▶ Your task: Without the pictures, copy all the entries below exactly.

▶ Material for the task:

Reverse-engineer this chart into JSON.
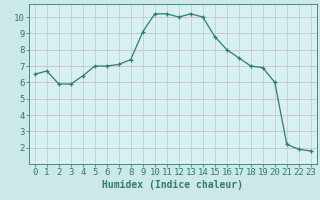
{
  "x": [
    0,
    1,
    2,
    3,
    4,
    5,
    6,
    7,
    8,
    9,
    10,
    11,
    12,
    13,
    14,
    15,
    16,
    17,
    18,
    19,
    20,
    21,
    22,
    23
  ],
  "y": [
    6.5,
    6.7,
    5.9,
    5.9,
    6.4,
    7.0,
    7.0,
    7.1,
    7.4,
    9.1,
    10.2,
    10.2,
    10.0,
    10.2,
    10.0,
    8.8,
    8.0,
    7.5,
    7.0,
    6.9,
    6.0,
    2.2,
    1.9,
    1.8
  ],
  "line_color": "#2e7d6e",
  "marker": "+",
  "marker_size": 3.5,
  "bg_color": "#cce8e8",
  "plot_bg_color": "#d9f0f0",
  "grid_color_h": "#c8b8b8",
  "grid_color_v": "#b8cccc",
  "xlabel": "Humidex (Indice chaleur)",
  "xlabel_fontsize": 7,
  "tick_fontsize": 6.5,
  "xlim": [
    -0.5,
    23.5
  ],
  "ylim": [
    1.0,
    10.8
  ],
  "yticks": [
    2,
    3,
    4,
    5,
    6,
    7,
    8,
    9,
    10
  ],
  "xticks": [
    0,
    1,
    2,
    3,
    4,
    5,
    6,
    7,
    8,
    9,
    10,
    11,
    12,
    13,
    14,
    15,
    16,
    17,
    18,
    19,
    20,
    21,
    22,
    23
  ]
}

▶ Finished exercise:
Reverse-engineer this chart into JSON.
{
  "x": [
    0,
    1,
    2,
    3,
    4,
    5,
    6,
    7,
    8,
    9,
    10,
    11,
    12,
    13,
    14,
    15,
    16,
    17,
    18,
    19,
    20,
    21,
    22,
    23
  ],
  "y": [
    6.5,
    6.7,
    5.9,
    5.9,
    6.4,
    7.0,
    7.0,
    7.1,
    7.4,
    9.1,
    10.2,
    10.2,
    10.0,
    10.2,
    10.0,
    8.8,
    8.0,
    7.5,
    7.0,
    6.9,
    6.0,
    2.2,
    1.9,
    1.8
  ],
  "line_color": "#2e7d6e",
  "marker": "+",
  "marker_size": 3.5,
  "bg_color": "#cce8e8",
  "plot_bg_color": "#d9f0f0",
  "grid_color_h": "#c8b8b8",
  "grid_color_v": "#b8cccc",
  "xlabel": "Humidex (Indice chaleur)",
  "xlabel_fontsize": 7,
  "tick_fontsize": 6.5,
  "xlim": [
    -0.5,
    23.5
  ],
  "ylim": [
    1.0,
    10.8
  ],
  "yticks": [
    2,
    3,
    4,
    5,
    6,
    7,
    8,
    9,
    10
  ],
  "xticks": [
    0,
    1,
    2,
    3,
    4,
    5,
    6,
    7,
    8,
    9,
    10,
    11,
    12,
    13,
    14,
    15,
    16,
    17,
    18,
    19,
    20,
    21,
    22,
    23
  ]
}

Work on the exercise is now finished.